The records underneath are to be repeated exactly, with the pictures left out.

Records to process:
● ● ● ● ●

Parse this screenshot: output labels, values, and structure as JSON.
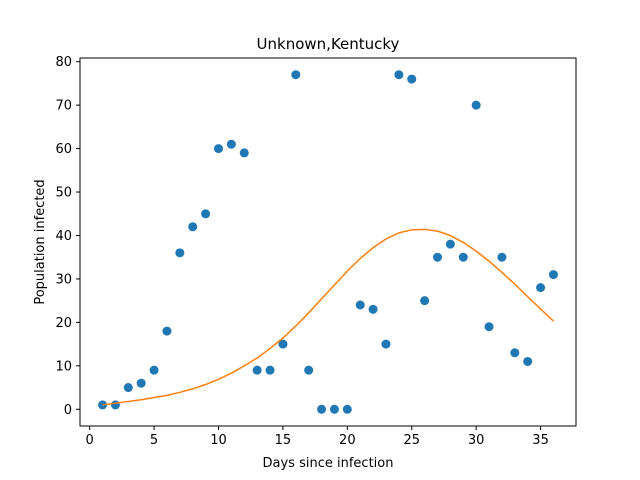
{
  "chart_data": {
    "type": "scatter",
    "title": "Unknown,Kentucky",
    "xlabel": "Days since infection",
    "ylabel": "Population infected",
    "xlim": [
      -0.75,
      37.75
    ],
    "ylim": [
      -3.85,
      80.85
    ],
    "xticks": [
      0,
      5,
      10,
      15,
      20,
      25,
      30,
      35
    ],
    "yticks": [
      0,
      10,
      20,
      30,
      40,
      50,
      60,
      70,
      80
    ],
    "grid": false,
    "legend": "none",
    "series": [
      {
        "kind": "scatter",
        "color": "#1f77b4",
        "points": [
          [
            1,
            1
          ],
          [
            2,
            1
          ],
          [
            3,
            5
          ],
          [
            4,
            6
          ],
          [
            5,
            9
          ],
          [
            6,
            18
          ],
          [
            7,
            36
          ],
          [
            8,
            42
          ],
          [
            9,
            45
          ],
          [
            10,
            60
          ],
          [
            11,
            61
          ],
          [
            12,
            59
          ],
          [
            13,
            9
          ],
          [
            14,
            9
          ],
          [
            15,
            15
          ],
          [
            16,
            77
          ],
          [
            17,
            9
          ],
          [
            18,
            0
          ],
          [
            19,
            0
          ],
          [
            20,
            0
          ],
          [
            21,
            24
          ],
          [
            22,
            23
          ],
          [
            23,
            15
          ],
          [
            24,
            77
          ],
          [
            25,
            76
          ],
          [
            26,
            25
          ],
          [
            27,
            35
          ],
          [
            28,
            38
          ],
          [
            29,
            35
          ],
          [
            30,
            70
          ],
          [
            31,
            19
          ],
          [
            32,
            35
          ],
          [
            33,
            13
          ],
          [
            34,
            11
          ],
          [
            35,
            28
          ],
          [
            36,
            31
          ]
        ]
      },
      {
        "kind": "line",
        "color": "#ff7f0e",
        "points": [
          [
            1,
            1.0
          ],
          [
            2,
            1.4
          ],
          [
            3,
            1.8
          ],
          [
            4,
            2.2
          ],
          [
            5,
            2.7
          ],
          [
            6,
            3.2
          ],
          [
            7,
            3.9
          ],
          [
            8,
            4.7
          ],
          [
            9,
            5.7
          ],
          [
            10,
            6.9
          ],
          [
            11,
            8.3
          ],
          [
            12,
            10.0
          ],
          [
            13,
            11.8
          ],
          [
            14,
            14.0
          ],
          [
            15,
            16.4
          ],
          [
            16,
            19.2
          ],
          [
            17,
            22.2
          ],
          [
            18,
            25.4
          ],
          [
            19,
            28.6
          ],
          [
            20,
            31.8
          ],
          [
            21,
            34.7
          ],
          [
            22,
            37.2
          ],
          [
            23,
            39.2
          ],
          [
            24,
            40.6
          ],
          [
            25,
            41.3
          ],
          [
            26,
            41.4
          ],
          [
            27,
            41.0
          ],
          [
            28,
            40.0
          ],
          [
            29,
            38.4
          ],
          [
            30,
            36.4
          ],
          [
            31,
            34.1
          ],
          [
            32,
            31.5
          ],
          [
            33,
            28.8
          ],
          [
            34,
            25.9
          ],
          [
            35,
            23.1
          ],
          [
            36,
            20.3
          ]
        ]
      }
    ]
  }
}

● ● ● ● ●

Result of the task:
Parse this screenshot: output labels, values, and structure as JSON.
{
  "chart_data": {
    "type": "scatter",
    "title": "Unknown,Kentucky",
    "xlabel": "Days since infection",
    "ylabel": "Population infected",
    "xlim": [
      -0.75,
      37.75
    ],
    "ylim": [
      -3.85,
      80.85
    ],
    "xticks": [
      0,
      5,
      10,
      15,
      20,
      25,
      30,
      35
    ],
    "yticks": [
      0,
      10,
      20,
      30,
      40,
      50,
      60,
      70,
      80
    ],
    "grid": false,
    "legend": "none",
    "series": [
      {
        "kind": "scatter",
        "color": "#1f77b4",
        "points": [
          [
            1,
            1
          ],
          [
            2,
            1
          ],
          [
            3,
            5
          ],
          [
            4,
            6
          ],
          [
            5,
            9
          ],
          [
            6,
            18
          ],
          [
            7,
            36
          ],
          [
            8,
            42
          ],
          [
            9,
            45
          ],
          [
            10,
            60
          ],
          [
            11,
            61
          ],
          [
            12,
            59
          ],
          [
            13,
            9
          ],
          [
            14,
            9
          ],
          [
            15,
            15
          ],
          [
            16,
            77
          ],
          [
            17,
            9
          ],
          [
            18,
            0
          ],
          [
            19,
            0
          ],
          [
            20,
            0
          ],
          [
            21,
            24
          ],
          [
            22,
            23
          ],
          [
            23,
            15
          ],
          [
            24,
            77
          ],
          [
            25,
            76
          ],
          [
            26,
            25
          ],
          [
            27,
            35
          ],
          [
            28,
            38
          ],
          [
            29,
            35
          ],
          [
            30,
            70
          ],
          [
            31,
            19
          ],
          [
            32,
            35
          ],
          [
            33,
            13
          ],
          [
            34,
            11
          ],
          [
            35,
            28
          ],
          [
            36,
            31
          ]
        ]
      },
      {
        "kind": "line",
        "color": "#ff7f0e",
        "points": [
          [
            1,
            1.0
          ],
          [
            2,
            1.4
          ],
          [
            3,
            1.8
          ],
          [
            4,
            2.2
          ],
          [
            5,
            2.7
          ],
          [
            6,
            3.2
          ],
          [
            7,
            3.9
          ],
          [
            8,
            4.7
          ],
          [
            9,
            5.7
          ],
          [
            10,
            6.9
          ],
          [
            11,
            8.3
          ],
          [
            12,
            10.0
          ],
          [
            13,
            11.8
          ],
          [
            14,
            14.0
          ],
          [
            15,
            16.4
          ],
          [
            16,
            19.2
          ],
          [
            17,
            22.2
          ],
          [
            18,
            25.4
          ],
          [
            19,
            28.6
          ],
          [
            20,
            31.8
          ],
          [
            21,
            34.7
          ],
          [
            22,
            37.2
          ],
          [
            23,
            39.2
          ],
          [
            24,
            40.6
          ],
          [
            25,
            41.3
          ],
          [
            26,
            41.4
          ],
          [
            27,
            41.0
          ],
          [
            28,
            40.0
          ],
          [
            29,
            38.4
          ],
          [
            30,
            36.4
          ],
          [
            31,
            34.1
          ],
          [
            32,
            31.5
          ],
          [
            33,
            28.8
          ],
          [
            34,
            25.9
          ],
          [
            35,
            23.1
          ],
          [
            36,
            20.3
          ]
        ]
      }
    ]
  }
}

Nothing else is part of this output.